**PROVIDED INFORMATION**
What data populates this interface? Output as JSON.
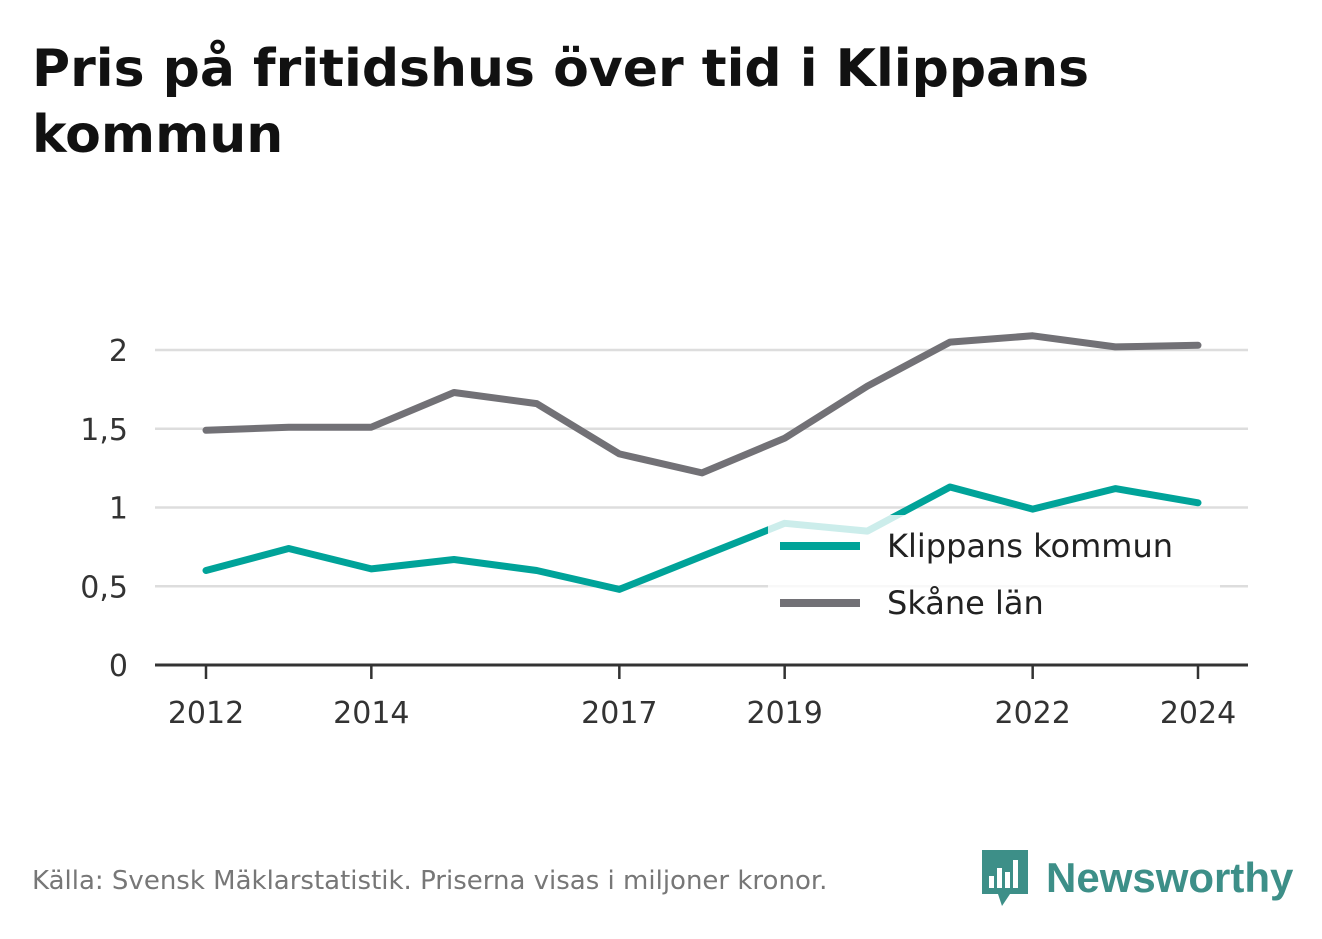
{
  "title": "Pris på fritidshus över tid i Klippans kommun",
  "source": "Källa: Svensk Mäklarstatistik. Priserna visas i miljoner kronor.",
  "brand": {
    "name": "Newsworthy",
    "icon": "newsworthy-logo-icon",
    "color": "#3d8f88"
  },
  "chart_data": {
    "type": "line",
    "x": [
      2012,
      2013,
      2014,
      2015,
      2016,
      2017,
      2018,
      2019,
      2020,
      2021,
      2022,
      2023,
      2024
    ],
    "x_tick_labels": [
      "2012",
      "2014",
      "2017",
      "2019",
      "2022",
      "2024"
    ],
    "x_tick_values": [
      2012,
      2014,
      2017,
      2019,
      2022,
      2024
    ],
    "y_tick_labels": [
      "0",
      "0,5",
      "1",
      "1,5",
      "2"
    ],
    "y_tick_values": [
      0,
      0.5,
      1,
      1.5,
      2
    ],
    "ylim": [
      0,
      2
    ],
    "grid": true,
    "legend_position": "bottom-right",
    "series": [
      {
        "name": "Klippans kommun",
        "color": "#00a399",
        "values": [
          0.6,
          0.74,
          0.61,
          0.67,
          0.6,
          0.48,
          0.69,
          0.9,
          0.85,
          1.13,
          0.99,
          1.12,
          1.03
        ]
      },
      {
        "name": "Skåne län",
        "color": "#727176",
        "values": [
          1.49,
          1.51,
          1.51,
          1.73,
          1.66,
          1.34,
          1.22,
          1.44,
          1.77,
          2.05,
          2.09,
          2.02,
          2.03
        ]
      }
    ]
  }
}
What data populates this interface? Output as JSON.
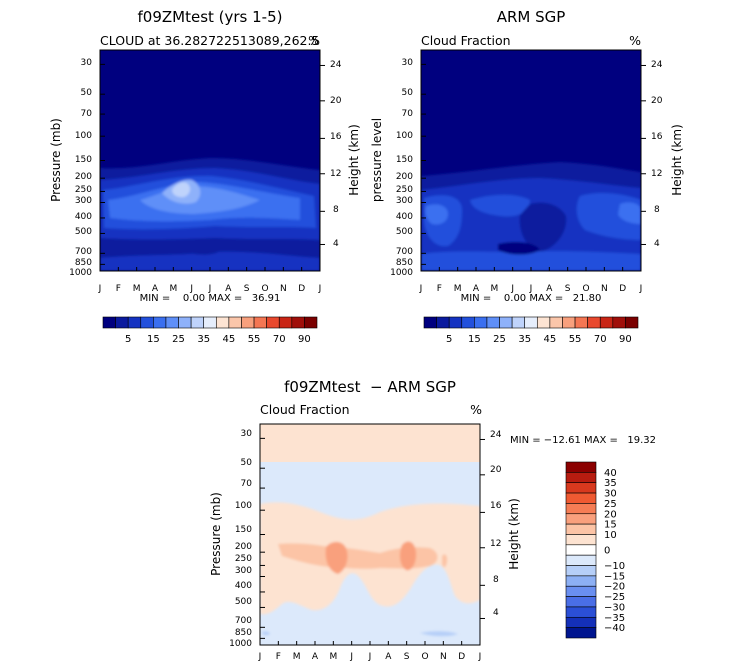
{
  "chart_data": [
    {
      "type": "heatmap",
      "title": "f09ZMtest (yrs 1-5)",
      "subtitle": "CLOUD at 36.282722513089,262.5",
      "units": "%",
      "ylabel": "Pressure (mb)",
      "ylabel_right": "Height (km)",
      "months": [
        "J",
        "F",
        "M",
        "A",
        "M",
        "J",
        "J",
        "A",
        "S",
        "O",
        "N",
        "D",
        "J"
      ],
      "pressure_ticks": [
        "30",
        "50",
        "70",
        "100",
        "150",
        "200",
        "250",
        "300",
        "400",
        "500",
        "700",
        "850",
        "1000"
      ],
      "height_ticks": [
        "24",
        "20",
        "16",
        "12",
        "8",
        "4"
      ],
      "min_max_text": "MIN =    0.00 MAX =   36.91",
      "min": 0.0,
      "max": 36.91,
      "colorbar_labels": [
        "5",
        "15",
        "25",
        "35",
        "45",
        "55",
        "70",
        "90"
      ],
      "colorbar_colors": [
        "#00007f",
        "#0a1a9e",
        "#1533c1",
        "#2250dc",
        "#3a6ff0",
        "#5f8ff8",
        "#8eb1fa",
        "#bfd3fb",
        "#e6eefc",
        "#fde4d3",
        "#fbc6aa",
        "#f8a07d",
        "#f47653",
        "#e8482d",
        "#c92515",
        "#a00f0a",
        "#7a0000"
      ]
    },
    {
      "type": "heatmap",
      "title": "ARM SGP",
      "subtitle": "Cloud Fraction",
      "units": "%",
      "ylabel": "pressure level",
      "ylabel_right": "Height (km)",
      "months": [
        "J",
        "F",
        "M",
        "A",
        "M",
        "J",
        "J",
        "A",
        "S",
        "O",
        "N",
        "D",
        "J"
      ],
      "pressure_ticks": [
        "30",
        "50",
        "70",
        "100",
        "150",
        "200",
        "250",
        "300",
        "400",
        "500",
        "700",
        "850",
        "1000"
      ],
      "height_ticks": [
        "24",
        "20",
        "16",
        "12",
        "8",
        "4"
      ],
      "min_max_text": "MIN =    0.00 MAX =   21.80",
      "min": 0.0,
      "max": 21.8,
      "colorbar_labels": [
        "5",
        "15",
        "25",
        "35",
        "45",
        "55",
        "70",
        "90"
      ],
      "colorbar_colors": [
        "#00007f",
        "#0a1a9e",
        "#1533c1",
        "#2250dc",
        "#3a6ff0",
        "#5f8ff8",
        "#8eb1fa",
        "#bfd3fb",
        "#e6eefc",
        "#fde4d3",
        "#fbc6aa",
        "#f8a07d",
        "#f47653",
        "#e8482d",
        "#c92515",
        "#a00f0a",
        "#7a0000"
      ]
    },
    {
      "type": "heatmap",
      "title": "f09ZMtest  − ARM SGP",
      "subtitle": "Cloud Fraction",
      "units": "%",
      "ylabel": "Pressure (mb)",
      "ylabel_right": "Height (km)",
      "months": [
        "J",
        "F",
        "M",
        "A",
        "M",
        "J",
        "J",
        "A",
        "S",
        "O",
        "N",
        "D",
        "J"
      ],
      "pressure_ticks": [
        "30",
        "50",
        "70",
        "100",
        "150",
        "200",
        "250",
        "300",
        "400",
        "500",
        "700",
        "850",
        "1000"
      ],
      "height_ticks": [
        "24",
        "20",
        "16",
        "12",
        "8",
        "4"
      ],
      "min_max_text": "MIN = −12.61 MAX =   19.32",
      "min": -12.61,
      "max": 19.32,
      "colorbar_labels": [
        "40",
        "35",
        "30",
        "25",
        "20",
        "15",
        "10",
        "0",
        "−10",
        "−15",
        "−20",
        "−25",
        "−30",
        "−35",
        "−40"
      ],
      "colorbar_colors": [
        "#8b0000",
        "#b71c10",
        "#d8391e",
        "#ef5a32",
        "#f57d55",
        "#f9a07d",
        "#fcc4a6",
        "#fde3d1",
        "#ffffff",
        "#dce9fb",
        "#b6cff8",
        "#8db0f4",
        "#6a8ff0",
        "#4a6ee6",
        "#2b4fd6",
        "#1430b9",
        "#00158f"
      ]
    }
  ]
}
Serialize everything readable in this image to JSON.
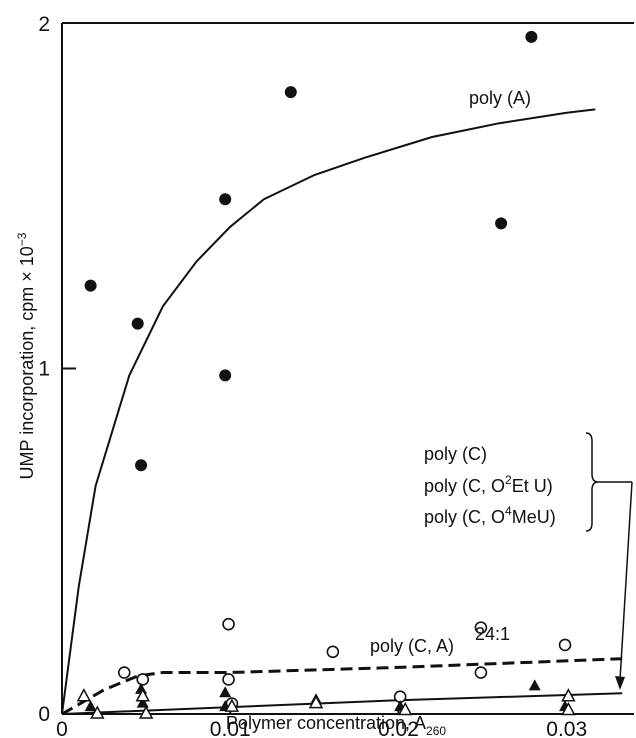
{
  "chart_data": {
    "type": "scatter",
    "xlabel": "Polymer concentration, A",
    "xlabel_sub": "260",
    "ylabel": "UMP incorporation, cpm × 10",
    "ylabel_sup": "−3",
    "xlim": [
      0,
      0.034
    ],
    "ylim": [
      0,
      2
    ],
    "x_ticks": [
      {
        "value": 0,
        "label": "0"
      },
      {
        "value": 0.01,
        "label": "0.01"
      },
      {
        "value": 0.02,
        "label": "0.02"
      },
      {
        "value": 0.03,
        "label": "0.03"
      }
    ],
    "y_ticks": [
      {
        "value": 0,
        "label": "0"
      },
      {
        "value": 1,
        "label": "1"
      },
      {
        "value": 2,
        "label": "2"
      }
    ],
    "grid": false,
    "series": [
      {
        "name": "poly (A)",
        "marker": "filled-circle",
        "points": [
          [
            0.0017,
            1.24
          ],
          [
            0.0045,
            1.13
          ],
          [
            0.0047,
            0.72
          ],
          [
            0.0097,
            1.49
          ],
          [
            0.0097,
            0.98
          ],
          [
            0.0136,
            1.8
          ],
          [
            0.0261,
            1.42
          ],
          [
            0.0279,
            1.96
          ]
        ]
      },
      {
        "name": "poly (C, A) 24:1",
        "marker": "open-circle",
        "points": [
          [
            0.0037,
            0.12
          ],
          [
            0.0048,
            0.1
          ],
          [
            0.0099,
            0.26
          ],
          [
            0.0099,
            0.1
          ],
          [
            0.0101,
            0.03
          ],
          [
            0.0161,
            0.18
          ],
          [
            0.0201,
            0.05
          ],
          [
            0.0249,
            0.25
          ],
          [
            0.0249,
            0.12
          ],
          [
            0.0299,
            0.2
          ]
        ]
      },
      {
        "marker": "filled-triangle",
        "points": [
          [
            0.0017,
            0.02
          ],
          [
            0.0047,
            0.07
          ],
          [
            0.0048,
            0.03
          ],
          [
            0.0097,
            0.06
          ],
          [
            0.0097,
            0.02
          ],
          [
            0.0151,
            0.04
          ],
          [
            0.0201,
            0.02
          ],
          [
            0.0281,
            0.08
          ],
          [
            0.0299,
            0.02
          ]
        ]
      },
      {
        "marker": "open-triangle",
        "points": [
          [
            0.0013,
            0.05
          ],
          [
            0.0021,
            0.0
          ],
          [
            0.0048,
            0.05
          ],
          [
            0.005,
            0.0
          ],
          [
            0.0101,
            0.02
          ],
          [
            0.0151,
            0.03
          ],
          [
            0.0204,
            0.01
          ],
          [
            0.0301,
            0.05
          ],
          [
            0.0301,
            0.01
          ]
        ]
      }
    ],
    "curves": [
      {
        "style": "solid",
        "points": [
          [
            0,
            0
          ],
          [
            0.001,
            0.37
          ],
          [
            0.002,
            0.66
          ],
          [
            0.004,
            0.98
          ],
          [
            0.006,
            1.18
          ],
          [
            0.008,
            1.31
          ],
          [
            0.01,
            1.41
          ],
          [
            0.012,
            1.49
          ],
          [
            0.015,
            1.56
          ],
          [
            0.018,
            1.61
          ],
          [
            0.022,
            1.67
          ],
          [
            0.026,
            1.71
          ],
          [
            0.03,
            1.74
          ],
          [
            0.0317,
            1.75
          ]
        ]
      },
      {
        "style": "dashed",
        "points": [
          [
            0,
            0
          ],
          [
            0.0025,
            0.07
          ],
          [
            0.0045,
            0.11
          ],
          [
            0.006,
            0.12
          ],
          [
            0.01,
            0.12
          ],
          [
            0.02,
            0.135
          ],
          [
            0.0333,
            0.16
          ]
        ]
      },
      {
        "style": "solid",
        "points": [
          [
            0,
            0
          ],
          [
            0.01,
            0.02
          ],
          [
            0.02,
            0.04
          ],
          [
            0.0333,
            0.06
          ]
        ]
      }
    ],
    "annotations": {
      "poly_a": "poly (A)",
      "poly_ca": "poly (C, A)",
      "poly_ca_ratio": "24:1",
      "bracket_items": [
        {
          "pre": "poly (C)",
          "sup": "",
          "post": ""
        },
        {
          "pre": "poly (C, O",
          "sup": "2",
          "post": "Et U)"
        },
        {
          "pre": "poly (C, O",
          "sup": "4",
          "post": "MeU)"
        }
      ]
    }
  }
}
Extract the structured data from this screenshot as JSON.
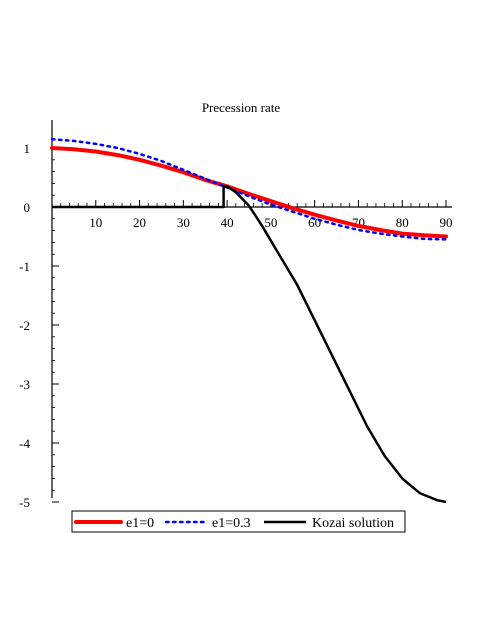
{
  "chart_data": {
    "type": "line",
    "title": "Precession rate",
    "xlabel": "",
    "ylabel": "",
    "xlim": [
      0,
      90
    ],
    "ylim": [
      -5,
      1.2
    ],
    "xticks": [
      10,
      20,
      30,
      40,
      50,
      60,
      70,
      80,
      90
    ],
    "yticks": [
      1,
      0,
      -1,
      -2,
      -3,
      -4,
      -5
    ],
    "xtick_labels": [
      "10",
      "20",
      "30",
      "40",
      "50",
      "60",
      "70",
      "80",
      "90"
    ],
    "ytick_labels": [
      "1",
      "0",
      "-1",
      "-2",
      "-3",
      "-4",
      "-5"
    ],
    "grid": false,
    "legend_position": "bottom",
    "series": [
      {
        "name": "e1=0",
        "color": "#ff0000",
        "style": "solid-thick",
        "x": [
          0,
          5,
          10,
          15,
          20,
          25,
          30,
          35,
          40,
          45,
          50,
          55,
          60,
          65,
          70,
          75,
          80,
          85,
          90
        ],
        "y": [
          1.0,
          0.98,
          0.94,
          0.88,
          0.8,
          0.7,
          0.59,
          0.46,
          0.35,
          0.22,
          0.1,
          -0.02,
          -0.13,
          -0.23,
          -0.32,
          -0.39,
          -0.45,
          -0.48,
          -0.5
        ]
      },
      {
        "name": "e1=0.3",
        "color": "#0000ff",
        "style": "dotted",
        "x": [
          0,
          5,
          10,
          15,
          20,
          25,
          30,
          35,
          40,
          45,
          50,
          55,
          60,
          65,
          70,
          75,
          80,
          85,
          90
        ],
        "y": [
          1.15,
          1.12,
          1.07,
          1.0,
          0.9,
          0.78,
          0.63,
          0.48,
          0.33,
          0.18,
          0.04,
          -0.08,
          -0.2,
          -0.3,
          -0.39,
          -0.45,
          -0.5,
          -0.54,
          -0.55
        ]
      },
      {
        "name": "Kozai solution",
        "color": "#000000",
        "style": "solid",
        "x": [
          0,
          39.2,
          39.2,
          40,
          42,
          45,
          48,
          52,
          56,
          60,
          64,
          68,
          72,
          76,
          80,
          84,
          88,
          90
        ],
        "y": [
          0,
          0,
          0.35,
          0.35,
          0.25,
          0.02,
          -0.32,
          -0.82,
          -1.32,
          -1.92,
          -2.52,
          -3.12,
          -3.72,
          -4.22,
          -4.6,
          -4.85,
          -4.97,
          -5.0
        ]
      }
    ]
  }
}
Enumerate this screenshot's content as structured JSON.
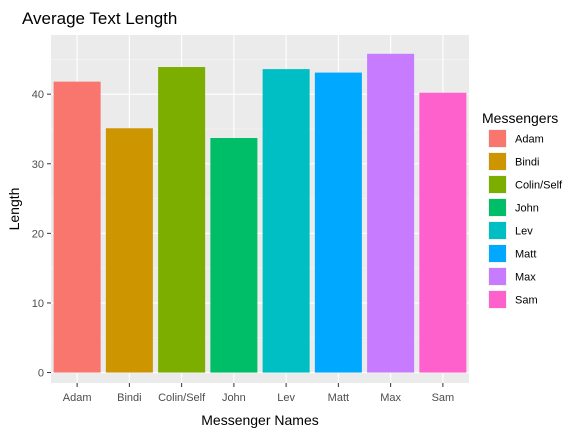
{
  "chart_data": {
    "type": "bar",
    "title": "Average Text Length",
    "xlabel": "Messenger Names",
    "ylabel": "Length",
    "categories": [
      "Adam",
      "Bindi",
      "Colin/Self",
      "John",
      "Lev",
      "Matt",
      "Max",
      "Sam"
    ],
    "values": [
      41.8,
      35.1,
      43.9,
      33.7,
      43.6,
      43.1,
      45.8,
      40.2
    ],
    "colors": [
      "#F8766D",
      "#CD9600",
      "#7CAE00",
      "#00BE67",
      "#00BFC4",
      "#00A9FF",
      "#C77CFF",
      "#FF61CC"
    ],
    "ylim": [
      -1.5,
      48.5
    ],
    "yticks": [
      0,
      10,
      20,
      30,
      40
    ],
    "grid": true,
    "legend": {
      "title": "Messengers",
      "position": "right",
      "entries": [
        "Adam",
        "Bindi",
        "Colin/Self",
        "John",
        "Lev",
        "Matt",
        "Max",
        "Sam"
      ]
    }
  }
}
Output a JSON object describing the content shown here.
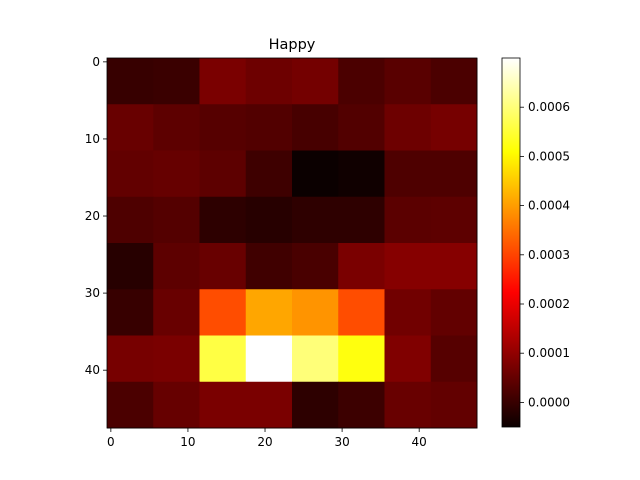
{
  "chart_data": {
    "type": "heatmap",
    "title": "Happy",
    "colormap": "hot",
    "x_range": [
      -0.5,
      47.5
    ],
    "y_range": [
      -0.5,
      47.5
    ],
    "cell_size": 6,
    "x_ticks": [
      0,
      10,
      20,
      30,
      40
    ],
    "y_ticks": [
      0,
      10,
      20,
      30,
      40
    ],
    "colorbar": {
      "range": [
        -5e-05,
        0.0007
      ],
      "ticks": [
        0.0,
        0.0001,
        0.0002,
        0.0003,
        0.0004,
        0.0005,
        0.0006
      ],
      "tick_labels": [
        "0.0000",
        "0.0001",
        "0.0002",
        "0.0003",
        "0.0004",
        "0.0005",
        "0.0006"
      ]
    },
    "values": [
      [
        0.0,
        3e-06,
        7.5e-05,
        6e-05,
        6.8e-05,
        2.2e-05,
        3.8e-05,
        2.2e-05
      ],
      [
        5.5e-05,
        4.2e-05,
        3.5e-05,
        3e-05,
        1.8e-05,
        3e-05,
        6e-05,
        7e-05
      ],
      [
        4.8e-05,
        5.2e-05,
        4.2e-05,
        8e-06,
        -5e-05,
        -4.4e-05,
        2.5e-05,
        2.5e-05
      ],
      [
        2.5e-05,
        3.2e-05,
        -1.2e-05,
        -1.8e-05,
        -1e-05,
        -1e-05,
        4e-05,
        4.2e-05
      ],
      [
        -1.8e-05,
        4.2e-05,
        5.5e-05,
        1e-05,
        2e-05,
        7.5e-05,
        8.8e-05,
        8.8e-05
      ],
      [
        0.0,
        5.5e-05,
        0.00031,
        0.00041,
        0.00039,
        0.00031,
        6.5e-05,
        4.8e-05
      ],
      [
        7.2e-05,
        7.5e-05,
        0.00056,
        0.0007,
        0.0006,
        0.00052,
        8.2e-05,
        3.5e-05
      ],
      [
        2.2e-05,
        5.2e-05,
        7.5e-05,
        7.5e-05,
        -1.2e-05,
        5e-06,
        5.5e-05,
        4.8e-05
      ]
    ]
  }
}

**WHAT NEEDS TO BE DONE**
From the line that contains "Output a JSON" to the end of the material above, output every line exactly, both ends included, but leave out any pictures.

**RESPONSE TO THIS EXERCISE**
Output a JSON object describing the content shown here.
{
  "chart_data": {
    "type": "heatmap",
    "title": "Happy",
    "colormap": "hot",
    "x_range": [
      -0.5,
      47.5
    ],
    "y_range": [
      -0.5,
      47.5
    ],
    "cell_size": 6,
    "x_ticks": [
      0,
      10,
      20,
      30,
      40
    ],
    "y_ticks": [
      0,
      10,
      20,
      30,
      40
    ],
    "colorbar": {
      "range": [
        -5e-05,
        0.0007
      ],
      "ticks": [
        0.0,
        0.0001,
        0.0002,
        0.0003,
        0.0004,
        0.0005,
        0.0006
      ],
      "tick_labels": [
        "0.0000",
        "0.0001",
        "0.0002",
        "0.0003",
        "0.0004",
        "0.0005",
        "0.0006"
      ]
    },
    "values": [
      [
        0.0,
        3e-06,
        7.5e-05,
        6e-05,
        6.8e-05,
        2.2e-05,
        3.8e-05,
        2.2e-05
      ],
      [
        5.5e-05,
        4.2e-05,
        3.5e-05,
        3e-05,
        1.8e-05,
        3e-05,
        6e-05,
        7e-05
      ],
      [
        4.8e-05,
        5.2e-05,
        4.2e-05,
        8e-06,
        -5e-05,
        -4.4e-05,
        2.5e-05,
        2.5e-05
      ],
      [
        2.5e-05,
        3.2e-05,
        -1.2e-05,
        -1.8e-05,
        -1e-05,
        -1e-05,
        4e-05,
        4.2e-05
      ],
      [
        -1.8e-05,
        4.2e-05,
        5.5e-05,
        1e-05,
        2e-05,
        7.5e-05,
        8.8e-05,
        8.8e-05
      ],
      [
        0.0,
        5.5e-05,
        0.00031,
        0.00041,
        0.00039,
        0.00031,
        6.5e-05,
        4.8e-05
      ],
      [
        7.2e-05,
        7.5e-05,
        0.00056,
        0.0007,
        0.0006,
        0.00052,
        8.2e-05,
        3.5e-05
      ],
      [
        2.2e-05,
        5.2e-05,
        7.5e-05,
        7.5e-05,
        -1.2e-05,
        5e-06,
        5.5e-05,
        4.8e-05
      ]
    ]
  }
}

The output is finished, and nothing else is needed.